◆ What you will do ◆
Check every line below for the word "phone" and show those that hold it.

(Stored data)
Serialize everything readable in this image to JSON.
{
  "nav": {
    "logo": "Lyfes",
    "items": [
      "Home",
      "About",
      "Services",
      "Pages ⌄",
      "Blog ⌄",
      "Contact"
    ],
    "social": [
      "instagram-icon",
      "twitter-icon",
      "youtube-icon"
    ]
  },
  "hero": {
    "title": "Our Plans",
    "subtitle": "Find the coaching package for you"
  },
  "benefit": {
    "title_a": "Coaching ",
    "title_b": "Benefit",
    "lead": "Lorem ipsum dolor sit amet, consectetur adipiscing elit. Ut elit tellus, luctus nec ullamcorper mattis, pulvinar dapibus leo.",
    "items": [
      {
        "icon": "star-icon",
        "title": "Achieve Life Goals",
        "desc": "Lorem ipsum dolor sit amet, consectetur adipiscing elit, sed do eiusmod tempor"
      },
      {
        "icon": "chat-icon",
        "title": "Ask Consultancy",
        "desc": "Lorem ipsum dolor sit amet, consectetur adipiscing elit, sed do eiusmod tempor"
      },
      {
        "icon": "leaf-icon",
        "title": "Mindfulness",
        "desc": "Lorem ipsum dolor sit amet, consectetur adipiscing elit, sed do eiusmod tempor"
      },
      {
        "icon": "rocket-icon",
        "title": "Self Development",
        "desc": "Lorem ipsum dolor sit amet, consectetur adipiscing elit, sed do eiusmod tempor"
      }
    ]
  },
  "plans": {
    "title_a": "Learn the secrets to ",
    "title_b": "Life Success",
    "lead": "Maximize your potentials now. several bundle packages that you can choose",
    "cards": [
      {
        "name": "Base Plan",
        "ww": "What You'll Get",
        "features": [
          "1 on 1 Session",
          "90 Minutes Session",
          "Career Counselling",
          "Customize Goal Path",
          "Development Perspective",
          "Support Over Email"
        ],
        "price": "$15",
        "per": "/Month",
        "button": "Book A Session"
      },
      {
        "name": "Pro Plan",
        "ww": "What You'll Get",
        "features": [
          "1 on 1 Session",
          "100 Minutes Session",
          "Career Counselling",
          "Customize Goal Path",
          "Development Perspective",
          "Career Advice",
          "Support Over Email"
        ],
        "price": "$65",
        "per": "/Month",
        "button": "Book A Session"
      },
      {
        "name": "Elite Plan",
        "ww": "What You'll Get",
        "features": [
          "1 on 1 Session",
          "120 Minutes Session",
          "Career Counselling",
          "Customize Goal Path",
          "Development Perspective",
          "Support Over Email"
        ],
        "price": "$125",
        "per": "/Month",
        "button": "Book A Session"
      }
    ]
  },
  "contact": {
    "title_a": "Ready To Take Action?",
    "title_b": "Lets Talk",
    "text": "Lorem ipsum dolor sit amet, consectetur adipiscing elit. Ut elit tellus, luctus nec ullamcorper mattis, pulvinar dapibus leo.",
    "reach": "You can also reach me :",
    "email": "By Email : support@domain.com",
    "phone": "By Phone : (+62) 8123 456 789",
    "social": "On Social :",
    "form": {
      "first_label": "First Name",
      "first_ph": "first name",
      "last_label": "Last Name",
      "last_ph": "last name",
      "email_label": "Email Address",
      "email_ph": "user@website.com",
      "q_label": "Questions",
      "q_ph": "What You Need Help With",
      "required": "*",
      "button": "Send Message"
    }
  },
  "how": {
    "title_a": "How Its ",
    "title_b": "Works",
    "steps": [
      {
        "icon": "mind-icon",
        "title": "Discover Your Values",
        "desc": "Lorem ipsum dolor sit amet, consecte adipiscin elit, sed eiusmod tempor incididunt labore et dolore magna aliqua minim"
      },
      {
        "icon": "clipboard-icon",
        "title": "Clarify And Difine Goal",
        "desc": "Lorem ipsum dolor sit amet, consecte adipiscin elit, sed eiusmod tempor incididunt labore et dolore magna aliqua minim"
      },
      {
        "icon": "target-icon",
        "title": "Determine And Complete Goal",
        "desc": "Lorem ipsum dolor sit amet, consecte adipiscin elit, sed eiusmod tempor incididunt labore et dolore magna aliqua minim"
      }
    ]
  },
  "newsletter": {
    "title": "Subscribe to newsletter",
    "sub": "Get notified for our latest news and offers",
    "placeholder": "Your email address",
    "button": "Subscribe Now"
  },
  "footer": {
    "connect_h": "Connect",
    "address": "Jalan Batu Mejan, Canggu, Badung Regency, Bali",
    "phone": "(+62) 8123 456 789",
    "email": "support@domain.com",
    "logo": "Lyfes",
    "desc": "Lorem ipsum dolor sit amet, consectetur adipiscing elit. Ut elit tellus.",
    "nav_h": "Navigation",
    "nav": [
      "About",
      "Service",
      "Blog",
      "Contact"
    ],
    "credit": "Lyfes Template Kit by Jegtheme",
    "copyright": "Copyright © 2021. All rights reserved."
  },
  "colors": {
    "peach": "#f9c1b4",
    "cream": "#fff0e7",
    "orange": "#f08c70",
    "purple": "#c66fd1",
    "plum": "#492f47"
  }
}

◆ Output below ◆
    "phone": "By Phone : (+62) 8123 456 789",
    "phone": "(+62) 8123 456 789",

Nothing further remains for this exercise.